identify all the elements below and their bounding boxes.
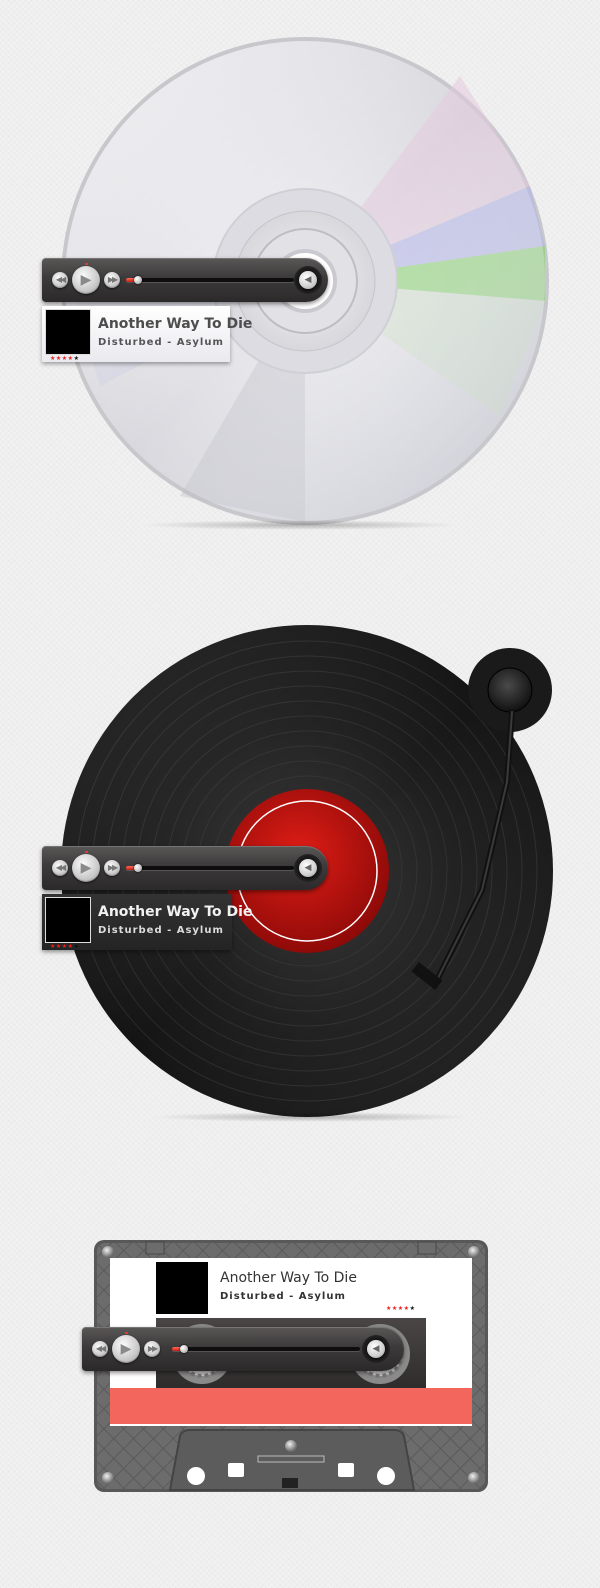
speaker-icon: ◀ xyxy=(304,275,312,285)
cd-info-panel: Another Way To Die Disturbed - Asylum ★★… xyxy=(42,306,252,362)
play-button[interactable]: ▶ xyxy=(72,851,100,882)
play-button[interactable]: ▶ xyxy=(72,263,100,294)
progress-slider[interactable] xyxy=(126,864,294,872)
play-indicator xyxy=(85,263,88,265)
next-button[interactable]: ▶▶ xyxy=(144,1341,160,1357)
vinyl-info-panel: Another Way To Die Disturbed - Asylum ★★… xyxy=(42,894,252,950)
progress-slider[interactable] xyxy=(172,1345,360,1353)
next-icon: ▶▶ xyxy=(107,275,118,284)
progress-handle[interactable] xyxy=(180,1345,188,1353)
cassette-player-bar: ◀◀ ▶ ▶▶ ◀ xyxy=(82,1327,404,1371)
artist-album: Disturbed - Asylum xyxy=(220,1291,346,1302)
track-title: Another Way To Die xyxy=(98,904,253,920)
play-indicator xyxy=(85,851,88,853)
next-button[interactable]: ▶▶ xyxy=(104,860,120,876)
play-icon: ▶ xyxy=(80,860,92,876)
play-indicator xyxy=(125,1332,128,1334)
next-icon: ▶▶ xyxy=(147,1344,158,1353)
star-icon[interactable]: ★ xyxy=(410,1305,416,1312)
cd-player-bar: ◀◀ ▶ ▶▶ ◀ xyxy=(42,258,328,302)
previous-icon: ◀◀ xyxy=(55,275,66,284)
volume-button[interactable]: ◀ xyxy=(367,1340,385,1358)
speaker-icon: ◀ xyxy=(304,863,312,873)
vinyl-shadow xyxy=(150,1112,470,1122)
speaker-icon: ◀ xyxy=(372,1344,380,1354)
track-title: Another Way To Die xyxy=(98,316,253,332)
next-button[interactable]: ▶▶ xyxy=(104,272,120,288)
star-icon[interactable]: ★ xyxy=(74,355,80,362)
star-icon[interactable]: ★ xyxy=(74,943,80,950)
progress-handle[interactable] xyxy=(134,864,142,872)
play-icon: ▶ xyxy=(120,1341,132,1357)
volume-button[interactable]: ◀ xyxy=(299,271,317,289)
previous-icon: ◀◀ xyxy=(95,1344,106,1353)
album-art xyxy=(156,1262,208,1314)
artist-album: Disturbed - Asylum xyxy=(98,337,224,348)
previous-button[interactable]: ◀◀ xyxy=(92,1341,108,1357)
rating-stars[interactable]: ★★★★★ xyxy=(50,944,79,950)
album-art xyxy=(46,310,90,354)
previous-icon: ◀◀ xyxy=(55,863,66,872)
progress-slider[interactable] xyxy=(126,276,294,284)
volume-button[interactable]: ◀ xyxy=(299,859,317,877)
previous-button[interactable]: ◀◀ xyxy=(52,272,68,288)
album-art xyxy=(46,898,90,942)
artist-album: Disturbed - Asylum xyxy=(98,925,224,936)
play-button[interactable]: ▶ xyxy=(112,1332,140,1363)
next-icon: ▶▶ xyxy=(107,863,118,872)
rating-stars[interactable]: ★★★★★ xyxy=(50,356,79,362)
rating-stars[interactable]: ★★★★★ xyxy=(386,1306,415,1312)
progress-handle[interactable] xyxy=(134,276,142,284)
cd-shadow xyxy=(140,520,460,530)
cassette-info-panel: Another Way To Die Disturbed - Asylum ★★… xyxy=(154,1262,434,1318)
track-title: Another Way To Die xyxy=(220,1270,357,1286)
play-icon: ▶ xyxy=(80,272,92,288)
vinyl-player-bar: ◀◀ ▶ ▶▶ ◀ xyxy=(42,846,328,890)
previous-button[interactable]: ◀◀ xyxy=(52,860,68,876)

REQUIRED WORK — Copy all of the material above word for word, leaving out the pictures.

TASK OUTPUT —
identify all the elements below and their bounding boxes.
speaker-icon: ◀ xyxy=(304,275,312,285)
cd-info-panel: Another Way To Die Disturbed - Asylum ★★… xyxy=(42,306,252,362)
play-button[interactable]: ▶ xyxy=(72,851,100,882)
play-button[interactable]: ▶ xyxy=(72,263,100,294)
progress-slider[interactable] xyxy=(126,864,294,872)
play-indicator xyxy=(85,263,88,265)
next-button[interactable]: ▶▶ xyxy=(144,1341,160,1357)
vinyl-info-panel: Another Way To Die Disturbed - Asylum ★★… xyxy=(42,894,252,950)
progress-slider[interactable] xyxy=(172,1345,360,1353)
next-icon: ▶▶ xyxy=(107,275,118,284)
progress-handle[interactable] xyxy=(180,1345,188,1353)
cassette-player-bar: ◀◀ ▶ ▶▶ ◀ xyxy=(82,1327,404,1371)
artist-album: Disturbed - Asylum xyxy=(220,1291,346,1302)
track-title: Another Way To Die xyxy=(98,904,253,920)
play-indicator xyxy=(85,851,88,853)
next-button[interactable]: ▶▶ xyxy=(104,860,120,876)
play-icon: ▶ xyxy=(80,860,92,876)
play-indicator xyxy=(125,1332,128,1334)
next-icon: ▶▶ xyxy=(147,1344,158,1353)
star-icon[interactable]: ★ xyxy=(410,1305,416,1312)
cd-player-bar: ◀◀ ▶ ▶▶ ◀ xyxy=(42,258,328,302)
previous-icon: ◀◀ xyxy=(55,275,66,284)
volume-button[interactable]: ◀ xyxy=(367,1340,385,1358)
speaker-icon: ◀ xyxy=(304,863,312,873)
vinyl-shadow xyxy=(150,1112,470,1122)
speaker-icon: ◀ xyxy=(372,1344,380,1354)
track-title: Another Way To Die xyxy=(98,316,253,332)
next-button[interactable]: ▶▶ xyxy=(104,272,120,288)
star-icon[interactable]: ★ xyxy=(74,355,80,362)
star-icon[interactable]: ★ xyxy=(74,943,80,950)
progress-handle[interactable] xyxy=(134,864,142,872)
play-icon: ▶ xyxy=(120,1341,132,1357)
volume-button[interactable]: ◀ xyxy=(299,271,317,289)
previous-icon: ◀◀ xyxy=(95,1344,106,1353)
album-art xyxy=(156,1262,208,1314)
artist-album: Disturbed - Asylum xyxy=(98,337,224,348)
previous-button[interactable]: ◀◀ xyxy=(92,1341,108,1357)
rating-stars[interactable]: ★★★★★ xyxy=(50,944,79,950)
album-art xyxy=(46,310,90,354)
previous-icon: ◀◀ xyxy=(55,863,66,872)
progress-slider[interactable] xyxy=(126,276,294,284)
volume-button[interactable]: ◀ xyxy=(299,859,317,877)
previous-button[interactable]: ◀◀ xyxy=(52,272,68,288)
album-art xyxy=(46,898,90,942)
artist-album: Disturbed - Asylum xyxy=(98,925,224,936)
play-button[interactable]: ▶ xyxy=(112,1332,140,1363)
next-icon: ▶▶ xyxy=(107,863,118,872)
rating-stars[interactable]: ★★★★★ xyxy=(50,356,79,362)
rating-stars[interactable]: ★★★★★ xyxy=(386,1306,415,1312)
progress-handle[interactable] xyxy=(134,276,142,284)
cd-shadow xyxy=(140,520,460,530)
cassette-info-panel: Another Way To Die Disturbed - Asylum ★★… xyxy=(154,1262,434,1318)
track-title: Another Way To Die xyxy=(220,1270,357,1286)
play-icon: ▶ xyxy=(80,272,92,288)
vinyl-player-bar: ◀◀ ▶ ▶▶ ◀ xyxy=(42,846,328,890)
previous-button[interactable]: ◀◀ xyxy=(52,860,68,876)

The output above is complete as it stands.